**REQUIREMENT**
Render the data below as a JSON list of strings, with one string for each line and blank lines left out.

_ _ _

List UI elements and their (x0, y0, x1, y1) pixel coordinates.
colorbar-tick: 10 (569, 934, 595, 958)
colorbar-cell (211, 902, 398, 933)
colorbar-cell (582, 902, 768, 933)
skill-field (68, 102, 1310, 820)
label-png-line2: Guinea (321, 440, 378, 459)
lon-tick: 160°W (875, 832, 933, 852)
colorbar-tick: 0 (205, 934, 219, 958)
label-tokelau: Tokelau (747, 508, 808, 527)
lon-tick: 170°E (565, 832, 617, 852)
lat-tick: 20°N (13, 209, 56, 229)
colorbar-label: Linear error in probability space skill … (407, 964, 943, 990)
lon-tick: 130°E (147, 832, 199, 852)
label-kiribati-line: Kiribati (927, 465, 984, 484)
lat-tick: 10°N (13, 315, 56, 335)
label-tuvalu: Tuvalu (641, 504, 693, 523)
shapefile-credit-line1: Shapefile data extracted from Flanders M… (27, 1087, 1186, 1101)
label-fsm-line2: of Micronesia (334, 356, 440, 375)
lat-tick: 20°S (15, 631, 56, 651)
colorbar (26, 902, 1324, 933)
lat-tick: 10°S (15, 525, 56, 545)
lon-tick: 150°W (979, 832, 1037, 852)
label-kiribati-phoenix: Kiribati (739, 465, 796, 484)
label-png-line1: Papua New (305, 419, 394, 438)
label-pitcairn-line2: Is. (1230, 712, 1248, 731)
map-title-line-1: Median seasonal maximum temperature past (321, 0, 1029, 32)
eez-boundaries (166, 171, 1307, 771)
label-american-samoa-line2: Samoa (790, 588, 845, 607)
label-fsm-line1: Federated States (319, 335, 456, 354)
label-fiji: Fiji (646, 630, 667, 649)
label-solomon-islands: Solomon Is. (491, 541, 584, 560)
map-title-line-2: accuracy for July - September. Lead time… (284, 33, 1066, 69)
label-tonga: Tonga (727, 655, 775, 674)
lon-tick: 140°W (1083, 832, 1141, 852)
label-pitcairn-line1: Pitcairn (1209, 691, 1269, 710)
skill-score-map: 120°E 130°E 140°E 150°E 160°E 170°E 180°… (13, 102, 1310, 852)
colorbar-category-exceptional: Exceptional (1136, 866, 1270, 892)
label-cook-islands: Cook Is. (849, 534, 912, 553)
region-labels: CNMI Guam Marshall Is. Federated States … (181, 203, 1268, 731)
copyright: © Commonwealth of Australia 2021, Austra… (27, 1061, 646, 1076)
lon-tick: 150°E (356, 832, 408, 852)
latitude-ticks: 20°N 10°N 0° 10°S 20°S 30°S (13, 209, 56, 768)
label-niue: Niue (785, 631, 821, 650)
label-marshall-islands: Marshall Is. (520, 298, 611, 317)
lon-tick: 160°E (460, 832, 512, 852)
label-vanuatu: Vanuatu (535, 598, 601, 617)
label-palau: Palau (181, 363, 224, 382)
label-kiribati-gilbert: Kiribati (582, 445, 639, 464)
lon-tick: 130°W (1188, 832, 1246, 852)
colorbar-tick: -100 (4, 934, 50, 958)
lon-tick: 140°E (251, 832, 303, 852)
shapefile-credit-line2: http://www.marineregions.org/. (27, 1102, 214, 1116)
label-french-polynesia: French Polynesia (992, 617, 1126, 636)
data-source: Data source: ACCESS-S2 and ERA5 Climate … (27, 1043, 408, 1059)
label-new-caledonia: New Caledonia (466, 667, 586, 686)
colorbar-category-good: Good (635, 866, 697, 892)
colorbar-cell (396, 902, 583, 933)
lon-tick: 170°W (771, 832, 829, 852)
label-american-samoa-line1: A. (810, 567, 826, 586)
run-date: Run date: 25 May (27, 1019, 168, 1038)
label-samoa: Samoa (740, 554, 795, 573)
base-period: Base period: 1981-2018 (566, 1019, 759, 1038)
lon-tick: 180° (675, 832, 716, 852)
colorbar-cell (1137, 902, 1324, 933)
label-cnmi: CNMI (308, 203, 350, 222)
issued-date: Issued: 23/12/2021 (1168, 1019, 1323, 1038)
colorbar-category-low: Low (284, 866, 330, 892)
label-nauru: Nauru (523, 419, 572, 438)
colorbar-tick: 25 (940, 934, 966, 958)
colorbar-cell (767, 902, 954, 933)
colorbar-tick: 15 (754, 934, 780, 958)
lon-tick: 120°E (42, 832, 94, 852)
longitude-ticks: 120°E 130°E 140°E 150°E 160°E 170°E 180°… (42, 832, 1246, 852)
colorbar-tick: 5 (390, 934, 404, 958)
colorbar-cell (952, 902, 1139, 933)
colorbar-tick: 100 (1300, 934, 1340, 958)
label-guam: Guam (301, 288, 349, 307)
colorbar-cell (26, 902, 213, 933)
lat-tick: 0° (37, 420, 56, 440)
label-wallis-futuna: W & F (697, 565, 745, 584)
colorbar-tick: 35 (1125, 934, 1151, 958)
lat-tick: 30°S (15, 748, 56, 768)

_ _ _

**RESPONSE**
[
  "List UI elements and their (x0, y0, x1, y1) pixel coordinates.",
  "colorbar-tick: 10 (569, 934, 595, 958)",
  "colorbar-cell (211, 902, 398, 933)",
  "colorbar-cell (582, 902, 768, 933)",
  "skill-field (68, 102, 1310, 820)",
  "label-png-line2: Guinea (321, 440, 378, 459)",
  "lon-tick: 160°W (875, 832, 933, 852)",
  "colorbar-tick: 0 (205, 934, 219, 958)",
  "label-tokelau: Tokelau (747, 508, 808, 527)",
  "lon-tick: 170°E (565, 832, 617, 852)",
  "lat-tick: 20°N (13, 209, 56, 229)",
  "colorbar-label: Linear error in probability space skill … (407, 964, 943, 990)",
  "lon-tick: 130°E (147, 832, 199, 852)",
  "label-kiribati-line: Kiribati (927, 465, 984, 484)",
  "lat-tick: 10°N (13, 315, 56, 335)",
  "label-tuvalu: Tuvalu (641, 504, 693, 523)",
  "shapefile-credit-line1: Shapefile data extracted from Flanders M… (27, 1087, 1186, 1101)",
  "label-fsm-line2: of Micronesia (334, 356, 440, 375)",
  "lat-tick: 20°S (15, 631, 56, 651)",
  "colorbar (26, 902, 1324, 933)",
  "lat-tick: 10°S (15, 525, 56, 545)",
  "lon-tick: 150°W (979, 832, 1037, 852)",
  "label-kiribati-phoenix: Kiribati (739, 465, 796, 484)",
  "label-png-line1: Papua New (305, 419, 394, 438)",
  "label-pitcairn-line2: Is. (1230, 712, 1248, 731)",
  "map-title-line-1: Median seasonal maximum temperature past (321, 0, 1029, 32)",
  "eez-boundaries (166, 171, 1307, 771)",
  "label-american-samoa-line2: Samoa (790, 588, 845, 607)",
  "label-fsm-line1: Federated States (319, 335, 456, 354)",
  "label-fiji: Fiji (646, 630, 667, 649)",
  "label-solomon-islands: Solomon Is. (491, 541, 584, 560)",
  "map-title-line-2: accuracy for July - September. Lead time… (284, 33, 1066, 69)",
  "label-tonga: Tonga (727, 655, 775, 674)",
  "lon-tick: 140°W (1083, 832, 1141, 852)",
  "label-pitcairn-line1: Pitcairn (1209, 691, 1269, 710)",
  "skill-score-map: 120°E 130°E 140°E 150°E 160°E 170°E 180°… (13, 102, 1310, 852)",
  "colorbar-category-exceptional: Exceptional (1136, 866, 1270, 892)",
  "label-cook-islands: Cook Is. (849, 534, 912, 553)",
  "region-labels: CNMI Guam Marshall Is. Federated States … (181, 203, 1268, 731)",
  "copyright: © Commonwealth of Australia 2021, Austra… (27, 1061, 646, 1076)",
  "lon-tick: 150°E (356, 832, 408, 852)",
  "latitude-ticks: 20°N 10°N 0° 10°S 20°S 30°S (13, 209, 56, 768)",
  "label-niue: Niue (785, 631, 821, 650)",
  "label-marshall-islands: Marshall Is. (520, 298, 611, 317)",
  "lon-tick: 160°E (460, 832, 512, 852)",
  "label-vanuatu: Vanuatu (535, 598, 601, 617)",
  "label-palau: Palau (181, 363, 224, 382)",
  "label-kiribati-gilbert: Kiribati (582, 445, 639, 464)",
  "lon-tick: 130°W (1188, 832, 1246, 852)",
  "colorbar-tick: -100 (4, 934, 50, 958)",
  "lon-tick: 140°E (251, 832, 303, 852)",
  "shapefile-credit-line2: http://www.marineregions.org/. (27, 1102, 214, 1116)",
  "label-french-polynesia: French Polynesia (992, 617, 1126, 636)",
  "data-source: Data source: ACCESS-S2 and ERA5 Climate … (27, 1043, 408, 1059)",
  "label-new-caledonia: New Caledonia (466, 667, 586, 686)",
  "colorbar-category-good: Good (635, 866, 697, 892)",
  "colorbar-cell (396, 902, 583, 933)",
  "lon-tick: 170°W (771, 832, 829, 852)",
  "label-american-samoa-line1: A. (810, 567, 826, 586)",
  "run-date: Run date: 25 May (27, 1019, 168, 1038)",
  "label-samoa: Samoa (740, 554, 795, 573)",
  "base-period: Base period: 1981-2018 (566, 1019, 759, 1038)",
  "lon-tick: 180° (675, 832, 716, 852)",
  "colorbar-cell (1137, 902, 1324, 933)",
  "label-cnmi: CNMI (308, 203, 350, 222)",
  "issued-date: Issued: 23/12/2021 (1168, 1019, 1323, 1038)",
  "colorbar-category-low: Low (284, 866, 330, 892)",
  "label-nauru: Nauru (523, 419, 572, 438)",
  "colorbar-tick: 25 (940, 934, 966, 958)",
  "colorbar-cell (767, 902, 954, 933)",
  "colorbar-tick: 15 (754, 934, 780, 958)",
  "lon-tick: 120°E (42, 832, 94, 852)",
  "longitude-ticks: 120°E 130°E 140°E 150°E 160°E 170°E 180°… (42, 832, 1246, 852)",
  "colorbar-tick: 5 (390, 934, 404, 958)",
  "colorbar-cell (952, 902, 1139, 933)",
  "colorbar-tick: 100 (1300, 934, 1340, 958)",
  "label-guam: Guam (301, 288, 349, 307)",
  "colorbar-cell (26, 902, 213, 933)",
  "lat-tick: 0° (37, 420, 56, 440)",
  "label-wallis-futuna: W & F (697, 565, 745, 584)",
  "colorbar-tick: 35 (1125, 934, 1151, 958)",
  "lat-tick: 30°S (15, 748, 56, 768)"
]